### EXERCISE
All the data must come back unchanged, except that pictures are left out.

### INFORMATION SHOWN
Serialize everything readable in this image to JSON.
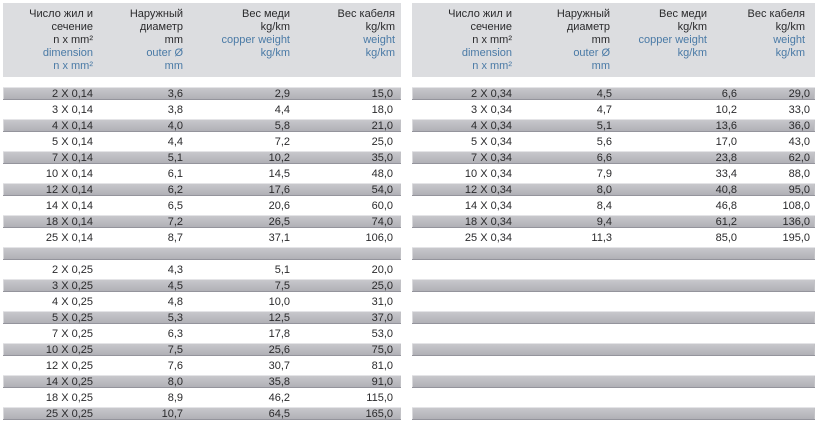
{
  "page": {
    "type": "cable-specification-tables"
  },
  "colors": {
    "header_bg": "#dcdde0",
    "row_bar_gray": "#b2b2b8",
    "text_black": "#2a2a2c",
    "accent_blue": "#4a7aa6"
  },
  "cell_semantics": [
    "cell-dimension",
    "cell-outer-diameter",
    "cell-copper-weight",
    "cell-cable-weight"
  ],
  "tables": [
    {
      "name": "table-0-14-and-0-25",
      "header": [
        {
          "ru": [
            "Число жил и",
            "сечение",
            "n x mm²"
          ],
          "en": [
            "dimension",
            "n x mm²"
          ]
        },
        {
          "ru": [
            "Наружный",
            "диаметр",
            "mm"
          ],
          "en": [
            "outer Ø",
            "mm"
          ]
        },
        {
          "ru": [
            "Вес меди",
            "kg/km"
          ],
          "en": [
            "copper weight",
            "kg/km"
          ]
        },
        {
          "ru": [
            "Вес кабеля",
            "kg/km"
          ],
          "en": [
            "weight",
            "kg/km"
          ]
        }
      ],
      "sections": [
        {
          "rows": [
            [
              "2 X 0,14",
              "3,6",
              "2,9",
              "15,0"
            ],
            [
              "3 X 0,14",
              "3,8",
              "4,4",
              "18,0"
            ],
            [
              "4 X 0,14",
              "4,0",
              "5,8",
              "21,0"
            ],
            [
              "5 X 0,14",
              "4,4",
              "7,2",
              "25,0"
            ],
            [
              "7 X 0,14",
              "5,1",
              "10,2",
              "35,0"
            ],
            [
              "10 X 0,14",
              "6,1",
              "14,5",
              "48,0"
            ],
            [
              "12 X 0,14",
              "6,2",
              "17,6",
              "54,0"
            ],
            [
              "14 X 0,14",
              "6,5",
              "20,6",
              "60,0"
            ],
            [
              "18 X 0,14",
              "7,2",
              "26,5",
              "74,0"
            ],
            [
              "25 X 0,14",
              "8,7",
              "37,1",
              "106,0"
            ]
          ]
        },
        {
          "rows": [
            [
              "2 X 0,25",
              "4,3",
              "5,1",
              "20,0"
            ],
            [
              "3 X 0,25",
              "4,5",
              "7,5",
              "25,0"
            ],
            [
              "4 X 0,25",
              "4,8",
              "10,0",
              "31,0"
            ],
            [
              "5 X 0,25",
              "5,3",
              "12,5",
              "37,0"
            ],
            [
              "7 X 0,25",
              "6,3",
              "17,8",
              "53,0"
            ],
            [
              "10 X 0,25",
              "7,5",
              "25,6",
              "75,0"
            ],
            [
              "12 X 0,25",
              "7,6",
              "30,7",
              "81,0"
            ],
            [
              "14 X 0,25",
              "8,0",
              "35,8",
              "91,0"
            ],
            [
              "18 X 0,25",
              "8,9",
              "46,2",
              "115,0"
            ],
            [
              "25 X 0,25",
              "10,7",
              "64,5",
              "165,0"
            ]
          ]
        }
      ],
      "trailing_empty_slots": 0
    },
    {
      "name": "table-0-34",
      "header": [
        {
          "ru": [
            "Число жил и",
            "сечение",
            "n x mm²"
          ],
          "en": [
            "dimension",
            "n x mm²"
          ]
        },
        {
          "ru": [
            "Наружный",
            "диаметр",
            "mm"
          ],
          "en": [
            "outer Ø",
            "mm"
          ]
        },
        {
          "ru": [
            "Вес меди",
            "kg/km"
          ],
          "en": [
            "copper weight",
            "kg/km"
          ]
        },
        {
          "ru": [
            "Вес кабеля",
            "kg/km"
          ],
          "en": [
            "weight",
            "kg/km"
          ]
        }
      ],
      "sections": [
        {
          "rows": [
            [
              "2 X 0,34",
              "4,5",
              "6,6",
              "29,0"
            ],
            [
              "3 X 0,34",
              "4,7",
              "10,2",
              "33,0"
            ],
            [
              "4 X 0,34",
              "5,1",
              "13,6",
              "36,0"
            ],
            [
              "5 X 0,34",
              "5,6",
              "17,0",
              "43,0"
            ],
            [
              "7 X 0,34",
              "6,6",
              "23,8",
              "62,0"
            ],
            [
              "10 X 0,34",
              "7,9",
              "33,4",
              "88,0"
            ],
            [
              "12 X 0,34",
              "8,0",
              "40,8",
              "95,0"
            ],
            [
              "14 X 0,34",
              "8,4",
              "46,8",
              "108,0"
            ],
            [
              "18 X 0,34",
              "9,4",
              "61,2",
              "136,0"
            ],
            [
              "25 X 0,34",
              "11,3",
              "85,0",
              "195,0"
            ]
          ]
        }
      ],
      "trailing_empty_slots": 11
    }
  ]
}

### RESULT OF THIS EXERCISE
Serialize everything readable in this image to JSON.
{
  "page": {
    "type": "cable-specification-tables"
  },
  "colors": {
    "header_bg": "#dcdde0",
    "row_bar_gray": "#b2b2b8",
    "text_black": "#2a2a2c",
    "accent_blue": "#4a7aa6"
  },
  "cell_semantics": [
    "cell-dimension",
    "cell-outer-diameter",
    "cell-copper-weight",
    "cell-cable-weight"
  ],
  "tables": [
    {
      "name": "table-0-14-and-0-25",
      "header": [
        {
          "ru": [
            "Число жил и",
            "сечение",
            "n x mm²"
          ],
          "en": [
            "dimension",
            "n x mm²"
          ]
        },
        {
          "ru": [
            "Наружный",
            "диаметр",
            "mm"
          ],
          "en": [
            "outer Ø",
            "mm"
          ]
        },
        {
          "ru": [
            "Вес меди",
            "kg/km"
          ],
          "en": [
            "copper weight",
            "kg/km"
          ]
        },
        {
          "ru": [
            "Вес кабеля",
            "kg/km"
          ],
          "en": [
            "weight",
            "kg/km"
          ]
        }
      ],
      "sections": [
        {
          "rows": [
            [
              "2 X 0,14",
              "3,6",
              "2,9",
              "15,0"
            ],
            [
              "3 X 0,14",
              "3,8",
              "4,4",
              "18,0"
            ],
            [
              "4 X 0,14",
              "4,0",
              "5,8",
              "21,0"
            ],
            [
              "5 X 0,14",
              "4,4",
              "7,2",
              "25,0"
            ],
            [
              "7 X 0,14",
              "5,1",
              "10,2",
              "35,0"
            ],
            [
              "10 X 0,14",
              "6,1",
              "14,5",
              "48,0"
            ],
            [
              "12 X 0,14",
              "6,2",
              "17,6",
              "54,0"
            ],
            [
              "14 X 0,14",
              "6,5",
              "20,6",
              "60,0"
            ],
            [
              "18 X 0,14",
              "7,2",
              "26,5",
              "74,0"
            ],
            [
              "25 X 0,14",
              "8,7",
              "37,1",
              "106,0"
            ]
          ]
        },
        {
          "rows": [
            [
              "2 X 0,25",
              "4,3",
              "5,1",
              "20,0"
            ],
            [
              "3 X 0,25",
              "4,5",
              "7,5",
              "25,0"
            ],
            [
              "4 X 0,25",
              "4,8",
              "10,0",
              "31,0"
            ],
            [
              "5 X 0,25",
              "5,3",
              "12,5",
              "37,0"
            ],
            [
              "7 X 0,25",
              "6,3",
              "17,8",
              "53,0"
            ],
            [
              "10 X 0,25",
              "7,5",
              "25,6",
              "75,0"
            ],
            [
              "12 X 0,25",
              "7,6",
              "30,7",
              "81,0"
            ],
            [
              "14 X 0,25",
              "8,0",
              "35,8",
              "91,0"
            ],
            [
              "18 X 0,25",
              "8,9",
              "46,2",
              "115,0"
            ],
            [
              "25 X 0,25",
              "10,7",
              "64,5",
              "165,0"
            ]
          ]
        }
      ],
      "trailing_empty_slots": 0
    },
    {
      "name": "table-0-34",
      "header": [
        {
          "ru": [
            "Число жил и",
            "сечение",
            "n x mm²"
          ],
          "en": [
            "dimension",
            "n x mm²"
          ]
        },
        {
          "ru": [
            "Наружный",
            "диаметр",
            "mm"
          ],
          "en": [
            "outer Ø",
            "mm"
          ]
        },
        {
          "ru": [
            "Вес меди",
            "kg/km"
          ],
          "en": [
            "copper weight",
            "kg/km"
          ]
        },
        {
          "ru": [
            "Вес кабеля",
            "kg/km"
          ],
          "en": [
            "weight",
            "kg/km"
          ]
        }
      ],
      "sections": [
        {
          "rows": [
            [
              "2 X 0,34",
              "4,5",
              "6,6",
              "29,0"
            ],
            [
              "3 X 0,34",
              "4,7",
              "10,2",
              "33,0"
            ],
            [
              "4 X 0,34",
              "5,1",
              "13,6",
              "36,0"
            ],
            [
              "5 X 0,34",
              "5,6",
              "17,0",
              "43,0"
            ],
            [
              "7 X 0,34",
              "6,6",
              "23,8",
              "62,0"
            ],
            [
              "10 X 0,34",
              "7,9",
              "33,4",
              "88,0"
            ],
            [
              "12 X 0,34",
              "8,0",
              "40,8",
              "95,0"
            ],
            [
              "14 X 0,34",
              "8,4",
              "46,8",
              "108,0"
            ],
            [
              "18 X 0,34",
              "9,4",
              "61,2",
              "136,0"
            ],
            [
              "25 X 0,34",
              "11,3",
              "85,0",
              "195,0"
            ]
          ]
        }
      ],
      "trailing_empty_slots": 11
    }
  ]
}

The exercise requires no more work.